(Stored data)
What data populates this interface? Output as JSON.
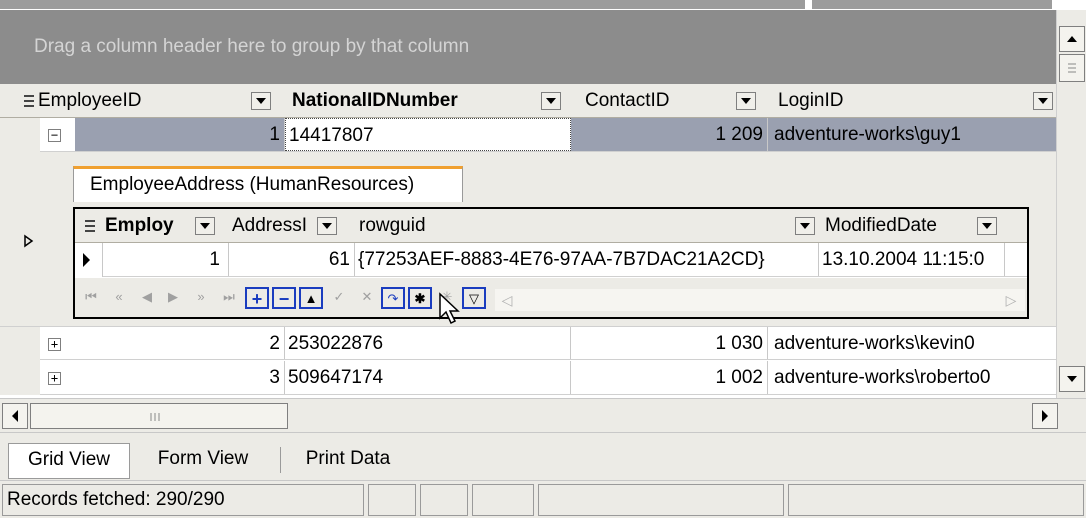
{
  "group_panel": {
    "text": "Drag a column header here to group by that column"
  },
  "master_headers": {
    "col1": "EmployeeID",
    "col2": "NationalIDNumber",
    "col3": "ContactID",
    "col4": "LoginID"
  },
  "master_rows": [
    {
      "employee_id": "1",
      "national_id": "14417807",
      "contact_id": "1 209",
      "login_id": "adventure-works\\guy1",
      "expanded": true
    },
    {
      "employee_id": "2",
      "national_id": "253022876",
      "contact_id": "1 030",
      "login_id": "adventure-works\\kevin0",
      "expanded": false
    },
    {
      "employee_id": "3",
      "national_id": "509647174",
      "contact_id": "1 002",
      "login_id": "adventure-works\\roberto0",
      "expanded": false
    }
  ],
  "detail": {
    "tab_label": "EmployeeAddress (HumanResources)",
    "headers": {
      "col1": "Employ",
      "col2": "AddressI",
      "col3": "rowguid",
      "col4": "ModifiedDate"
    },
    "row": {
      "employee_id": "1",
      "address_id": "61",
      "rowguid": "{77253AEF-8883-4E76-97AA-7B7DAC21A2CD}",
      "modified_date": "13.10.2004 11:15:0"
    }
  },
  "bottom_tabs": {
    "grid_view": "Grid View",
    "form_view": "Form View",
    "print_data": "Print Data"
  },
  "status": {
    "records": "Records fetched: 290/290"
  },
  "colors": {
    "group_panel_bg": "#8c8c8c",
    "selected_row": "#9aa0b0",
    "tab_accent": "#f0a030",
    "nav_blue": "#1a3cbf"
  },
  "icons": [
    "drag-grip-icon",
    "chevron-down-icon",
    "minus-box-icon",
    "plus-box-icon",
    "row-pointer-icon",
    "first-record-icon",
    "prev-page-icon",
    "prev-record-icon",
    "next-record-icon",
    "next-page-icon",
    "last-record-icon",
    "insert-icon",
    "delete-icon",
    "edit-icon",
    "post-icon",
    "cancel-icon",
    "refresh-icon",
    "bookmark-icon",
    "filter-icon",
    "arrow-up-icon",
    "arrow-down-icon",
    "arrow-left-icon",
    "arrow-right-icon",
    "mouse-cursor-icon"
  ]
}
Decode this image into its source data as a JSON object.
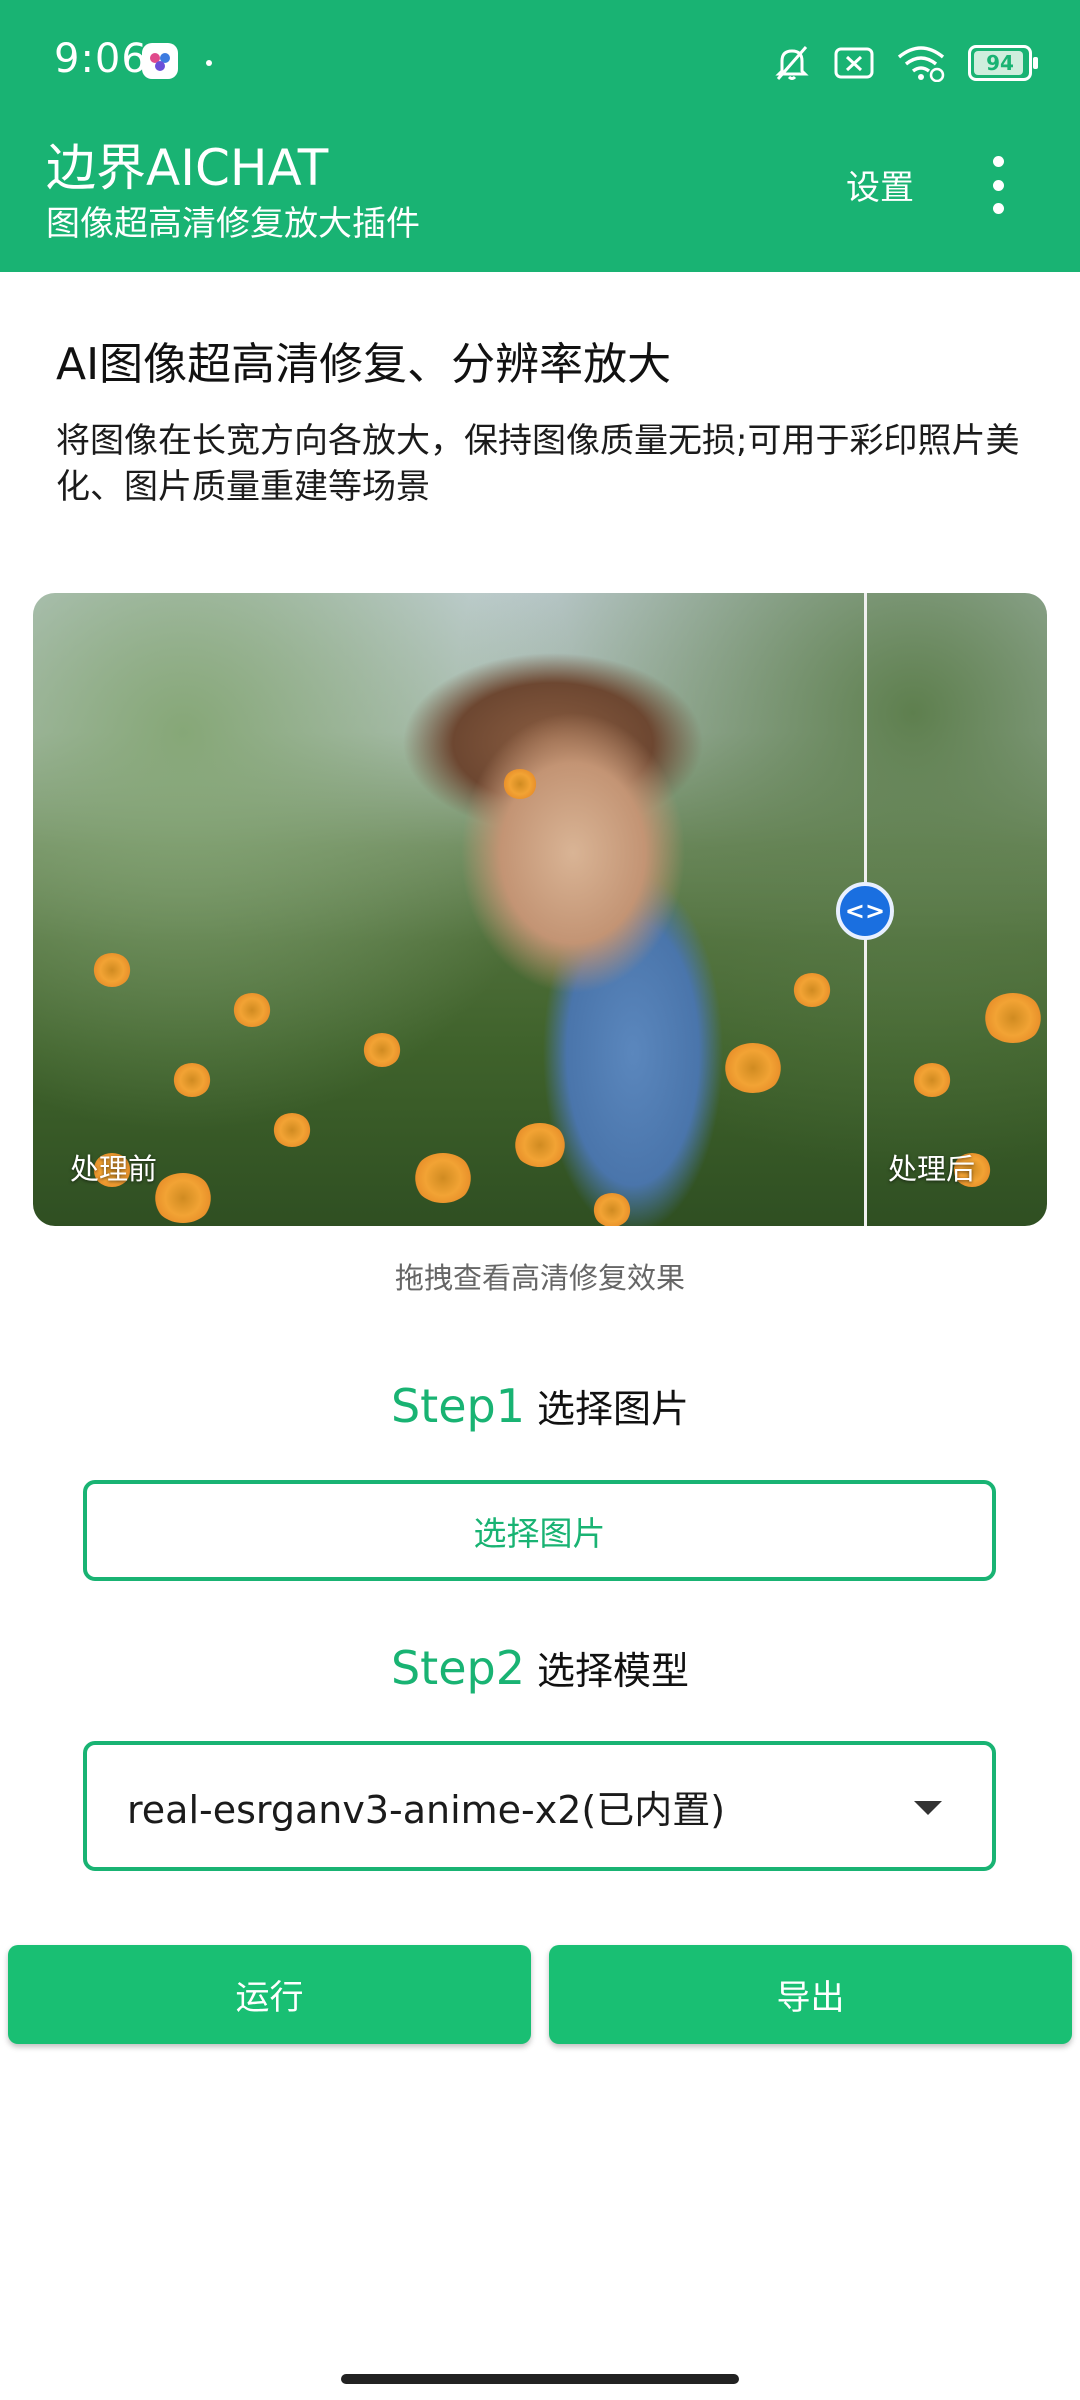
{
  "status_bar": {
    "time": "9:06",
    "icons": [
      "app-notification-icon",
      "mute-icon",
      "sim-off-icon",
      "wifi-icon",
      "battery-icon"
    ],
    "battery_level": "94"
  },
  "app_bar": {
    "title": "边界AICHAT",
    "subtitle": "图像超高清修复放大插件",
    "settings_label": "设置",
    "more_icon": "more-vert-icon",
    "background_color": "#19b373"
  },
  "intro": {
    "title": "AI图像超高清修复、分辨率放大",
    "description": "将图像在长宽方向各放大，保持图像质量无损;可用于彩印照片美化、图片质量重建等场景"
  },
  "compare": {
    "before_label": "处理前",
    "after_label": "处理后",
    "handle_glyph": "<>",
    "hint": "拖拽查看高清修复效果"
  },
  "step1": {
    "number": "Step1",
    "text": "选择图片",
    "button_label": "选择图片"
  },
  "step2": {
    "number": "Step2",
    "text": "选择模型",
    "selected_model": "real-esrganv3-anime-x2(已内置)"
  },
  "actions": {
    "run_label": "运行",
    "export_label": "导出",
    "accent_color": "#19bf73"
  }
}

*STATED PROBLEM*.
Give all the lines above again, character for character, without pictures.

*COMPLETE ANSWER*.
What data populates this interface? Output as JSON.
{
  "group_panel": {
    "text": "Drag a column header here to group by that column"
  },
  "master_headers": {
    "col1": "EmployeeID",
    "col2": "NationalIDNumber",
    "col3": "ContactID",
    "col4": "LoginID"
  },
  "master_rows": [
    {
      "employee_id": "1",
      "national_id": "14417807",
      "contact_id": "1 209",
      "login_id": "adventure-works\\guy1",
      "expanded": true
    },
    {
      "employee_id": "2",
      "national_id": "253022876",
      "contact_id": "1 030",
      "login_id": "adventure-works\\kevin0",
      "expanded": false
    },
    {
      "employee_id": "3",
      "national_id": "509647174",
      "contact_id": "1 002",
      "login_id": "adventure-works\\roberto0",
      "expanded": false
    }
  ],
  "detail": {
    "tab_label": "EmployeeAddress (HumanResources)",
    "headers": {
      "col1": "Employ",
      "col2": "AddressI",
      "col3": "rowguid",
      "col4": "ModifiedDate"
    },
    "row": {
      "employee_id": "1",
      "address_id": "61",
      "rowguid": "{77253AEF-8883-4E76-97AA-7B7DAC21A2CD}",
      "modified_date": "13.10.2004 11:15:0"
    }
  },
  "bottom_tabs": {
    "grid_view": "Grid View",
    "form_view": "Form View",
    "print_data": "Print Data"
  },
  "status": {
    "records": "Records fetched: 290/290"
  },
  "colors": {
    "group_panel_bg": "#8c8c8c",
    "selected_row": "#9aa0b0",
    "tab_accent": "#f0a030",
    "nav_blue": "#1a3cbf"
  },
  "icons": [
    "drag-grip-icon",
    "chevron-down-icon",
    "minus-box-icon",
    "plus-box-icon",
    "row-pointer-icon",
    "first-record-icon",
    "prev-page-icon",
    "prev-record-icon",
    "next-record-icon",
    "next-page-icon",
    "last-record-icon",
    "insert-icon",
    "delete-icon",
    "edit-icon",
    "post-icon",
    "cancel-icon",
    "refresh-icon",
    "bookmark-icon",
    "filter-icon",
    "arrow-up-icon",
    "arrow-down-icon",
    "arrow-left-icon",
    "arrow-right-icon",
    "mouse-cursor-icon"
  ]
}
Decode this image into its source data as a JSON object.
{
  "status_bar": {
    "time": "9:06",
    "icons": [
      "app-notification-icon",
      "mute-icon",
      "sim-off-icon",
      "wifi-icon",
      "battery-icon"
    ],
    "battery_level": "94"
  },
  "app_bar": {
    "title": "边界AICHAT",
    "subtitle": "图像超高清修复放大插件",
    "settings_label": "设置",
    "more_icon": "more-vert-icon",
    "background_color": "#19b373"
  },
  "intro": {
    "title": "AI图像超高清修复、分辨率放大",
    "description": "将图像在长宽方向各放大，保持图像质量无损;可用于彩印照片美化、图片质量重建等场景"
  },
  "compare": {
    "before_label": "处理前",
    "after_label": "处理后",
    "handle_glyph": "<>",
    "hint": "拖拽查看高清修复效果"
  },
  "step1": {
    "number": "Step1",
    "text": "选择图片",
    "button_label": "选择图片"
  },
  "step2": {
    "number": "Step2",
    "text": "选择模型",
    "selected_model": "real-esrganv3-anime-x2(已内置)"
  },
  "actions": {
    "run_label": "运行",
    "export_label": "导出",
    "accent_color": "#19bf73"
  }
}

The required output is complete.